Data shown:

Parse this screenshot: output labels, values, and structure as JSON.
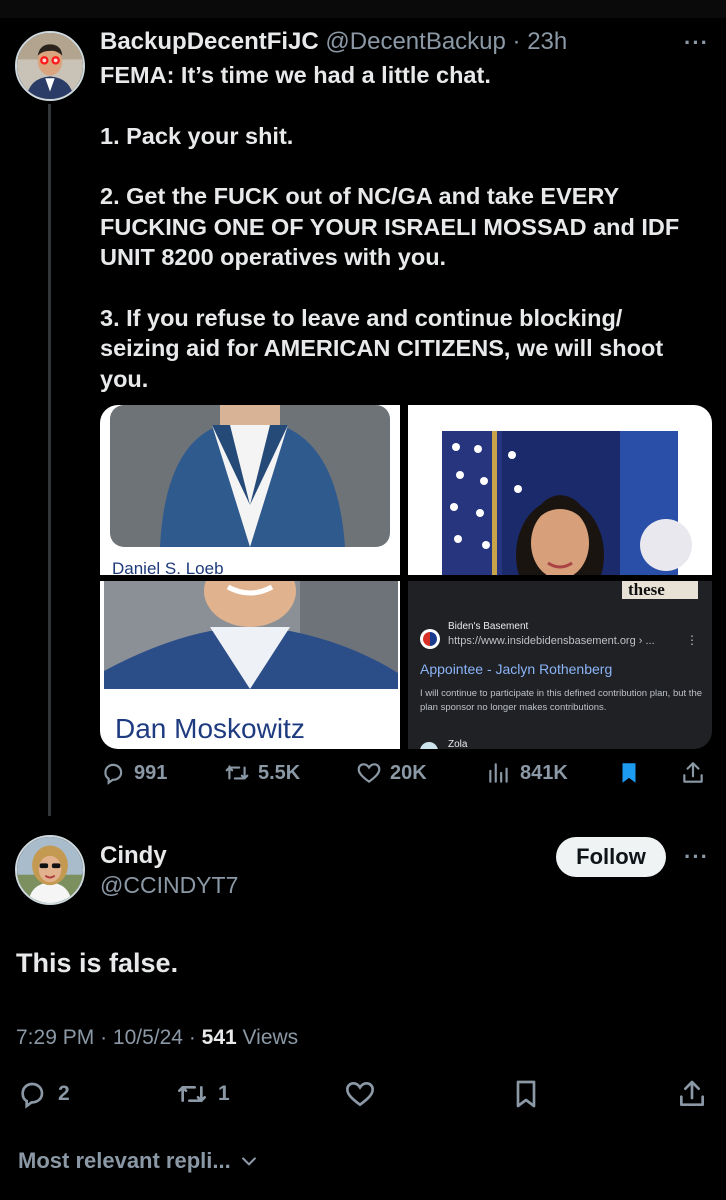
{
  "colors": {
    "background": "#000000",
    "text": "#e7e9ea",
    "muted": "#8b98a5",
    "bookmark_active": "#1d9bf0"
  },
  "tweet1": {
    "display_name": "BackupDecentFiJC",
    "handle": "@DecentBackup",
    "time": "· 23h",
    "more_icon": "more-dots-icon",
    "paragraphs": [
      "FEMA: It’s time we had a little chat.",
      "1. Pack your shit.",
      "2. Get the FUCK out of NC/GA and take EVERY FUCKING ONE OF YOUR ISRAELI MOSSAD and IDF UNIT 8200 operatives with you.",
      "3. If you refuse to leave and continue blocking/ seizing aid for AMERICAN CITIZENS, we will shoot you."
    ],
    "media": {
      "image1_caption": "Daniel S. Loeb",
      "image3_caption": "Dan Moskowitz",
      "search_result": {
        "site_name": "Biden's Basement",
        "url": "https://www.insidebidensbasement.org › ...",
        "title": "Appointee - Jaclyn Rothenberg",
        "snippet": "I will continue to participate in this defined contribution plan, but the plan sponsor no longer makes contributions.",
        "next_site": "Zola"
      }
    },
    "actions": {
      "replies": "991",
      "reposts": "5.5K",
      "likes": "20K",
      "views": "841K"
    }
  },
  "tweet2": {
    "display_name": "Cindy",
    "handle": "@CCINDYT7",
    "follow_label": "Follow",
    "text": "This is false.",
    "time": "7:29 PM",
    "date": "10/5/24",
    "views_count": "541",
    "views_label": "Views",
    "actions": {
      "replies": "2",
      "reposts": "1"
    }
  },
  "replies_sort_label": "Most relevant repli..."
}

Task directions: Pictures don't belong in the copy. Restate all the entries exactly.

Task result:
Parse this screenshot: output labels, values, and structure as JSON.
{
  "colors": {
    "background": "#000000",
    "text": "#e7e9ea",
    "muted": "#8b98a5",
    "bookmark_active": "#1d9bf0"
  },
  "tweet1": {
    "display_name": "BackupDecentFiJC",
    "handle": "@DecentBackup",
    "time": "· 23h",
    "more_icon": "more-dots-icon",
    "paragraphs": [
      "FEMA: It’s time we had a little chat.",
      "1. Pack your shit.",
      "2. Get the FUCK out of NC/GA and take EVERY FUCKING ONE OF YOUR ISRAELI MOSSAD and IDF UNIT 8200 operatives with you.",
      "3. If you refuse to leave and continue blocking/ seizing aid for AMERICAN CITIZENS, we will shoot you."
    ],
    "media": {
      "image1_caption": "Daniel S. Loeb",
      "image3_caption": "Dan Moskowitz",
      "search_result": {
        "site_name": "Biden's Basement",
        "url": "https://www.insidebidensbasement.org › ...",
        "title": "Appointee - Jaclyn Rothenberg",
        "snippet": "I will continue to participate in this defined contribution plan, but the plan sponsor no longer makes contributions.",
        "next_site": "Zola"
      }
    },
    "actions": {
      "replies": "991",
      "reposts": "5.5K",
      "likes": "20K",
      "views": "841K"
    }
  },
  "tweet2": {
    "display_name": "Cindy",
    "handle": "@CCINDYT7",
    "follow_label": "Follow",
    "text": "This is false.",
    "time": "7:29 PM",
    "date": "10/5/24",
    "views_count": "541",
    "views_label": "Views",
    "actions": {
      "replies": "2",
      "reposts": "1"
    }
  },
  "replies_sort_label": "Most relevant repli..."
}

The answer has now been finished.